## RECORDS FOR THE EXERCISE
□ □ □ □

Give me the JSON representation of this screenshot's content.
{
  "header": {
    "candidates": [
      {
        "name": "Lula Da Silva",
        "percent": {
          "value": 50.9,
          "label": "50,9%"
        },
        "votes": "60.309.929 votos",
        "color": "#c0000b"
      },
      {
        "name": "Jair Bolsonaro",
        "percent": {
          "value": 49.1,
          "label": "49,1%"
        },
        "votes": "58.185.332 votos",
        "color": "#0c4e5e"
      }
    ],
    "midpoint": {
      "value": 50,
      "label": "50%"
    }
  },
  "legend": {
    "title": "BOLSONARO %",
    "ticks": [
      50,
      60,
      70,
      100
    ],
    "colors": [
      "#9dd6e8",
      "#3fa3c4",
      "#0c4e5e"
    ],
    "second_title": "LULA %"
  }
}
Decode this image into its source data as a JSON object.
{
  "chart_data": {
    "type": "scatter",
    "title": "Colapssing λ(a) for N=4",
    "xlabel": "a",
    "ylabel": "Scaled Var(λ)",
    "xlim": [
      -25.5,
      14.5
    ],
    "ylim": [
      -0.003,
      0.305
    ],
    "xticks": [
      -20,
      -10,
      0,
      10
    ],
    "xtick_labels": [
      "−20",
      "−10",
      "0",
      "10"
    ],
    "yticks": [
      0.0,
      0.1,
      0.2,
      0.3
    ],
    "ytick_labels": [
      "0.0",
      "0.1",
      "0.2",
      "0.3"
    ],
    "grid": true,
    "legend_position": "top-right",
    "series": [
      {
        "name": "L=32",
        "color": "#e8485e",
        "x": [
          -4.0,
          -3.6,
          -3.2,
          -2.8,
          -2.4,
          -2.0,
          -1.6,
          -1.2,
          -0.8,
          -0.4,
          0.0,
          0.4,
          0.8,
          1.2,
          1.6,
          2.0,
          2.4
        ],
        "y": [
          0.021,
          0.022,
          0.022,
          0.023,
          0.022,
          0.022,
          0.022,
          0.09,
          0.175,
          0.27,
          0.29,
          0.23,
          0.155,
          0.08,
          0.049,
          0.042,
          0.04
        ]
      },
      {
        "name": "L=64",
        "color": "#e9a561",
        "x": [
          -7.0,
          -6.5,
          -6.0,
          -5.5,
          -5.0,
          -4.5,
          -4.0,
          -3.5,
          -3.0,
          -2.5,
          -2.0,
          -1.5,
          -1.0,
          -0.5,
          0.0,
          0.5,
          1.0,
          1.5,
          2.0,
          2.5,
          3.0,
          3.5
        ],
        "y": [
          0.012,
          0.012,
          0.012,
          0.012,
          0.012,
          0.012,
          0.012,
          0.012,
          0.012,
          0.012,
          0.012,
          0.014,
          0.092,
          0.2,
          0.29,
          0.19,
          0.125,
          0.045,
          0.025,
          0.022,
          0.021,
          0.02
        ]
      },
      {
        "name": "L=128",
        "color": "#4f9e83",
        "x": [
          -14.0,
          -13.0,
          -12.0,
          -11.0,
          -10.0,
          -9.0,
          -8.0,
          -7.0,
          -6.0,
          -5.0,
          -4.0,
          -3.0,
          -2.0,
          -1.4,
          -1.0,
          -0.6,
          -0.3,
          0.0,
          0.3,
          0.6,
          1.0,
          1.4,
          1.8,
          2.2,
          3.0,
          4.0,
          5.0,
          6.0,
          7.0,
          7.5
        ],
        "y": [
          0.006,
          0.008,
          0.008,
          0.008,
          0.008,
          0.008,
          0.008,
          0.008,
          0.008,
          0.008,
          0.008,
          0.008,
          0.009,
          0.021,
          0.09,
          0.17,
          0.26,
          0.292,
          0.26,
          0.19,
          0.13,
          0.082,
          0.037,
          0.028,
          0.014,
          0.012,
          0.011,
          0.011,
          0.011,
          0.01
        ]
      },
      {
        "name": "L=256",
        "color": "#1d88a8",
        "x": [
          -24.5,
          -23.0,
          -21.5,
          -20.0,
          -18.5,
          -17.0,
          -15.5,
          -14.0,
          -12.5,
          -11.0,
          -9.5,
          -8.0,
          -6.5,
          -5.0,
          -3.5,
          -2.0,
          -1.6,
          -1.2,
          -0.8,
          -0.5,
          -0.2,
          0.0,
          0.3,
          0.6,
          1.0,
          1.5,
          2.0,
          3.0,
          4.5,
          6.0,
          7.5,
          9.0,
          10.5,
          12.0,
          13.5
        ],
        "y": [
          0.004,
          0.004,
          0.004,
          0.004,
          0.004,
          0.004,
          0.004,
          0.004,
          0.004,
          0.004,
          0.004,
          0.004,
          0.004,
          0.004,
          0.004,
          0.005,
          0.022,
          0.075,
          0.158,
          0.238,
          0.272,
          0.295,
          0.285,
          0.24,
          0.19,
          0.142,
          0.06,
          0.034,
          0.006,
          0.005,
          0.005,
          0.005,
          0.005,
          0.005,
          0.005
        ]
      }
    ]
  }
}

□ □ □ □

## WHAT YOU HAVE TO DO
Find all lines holding the string "JSON" and copy them.

## TASK ANSWER
Give me the JSON representation of this screenshot's content.
Decode this image into its source data as a JSON object.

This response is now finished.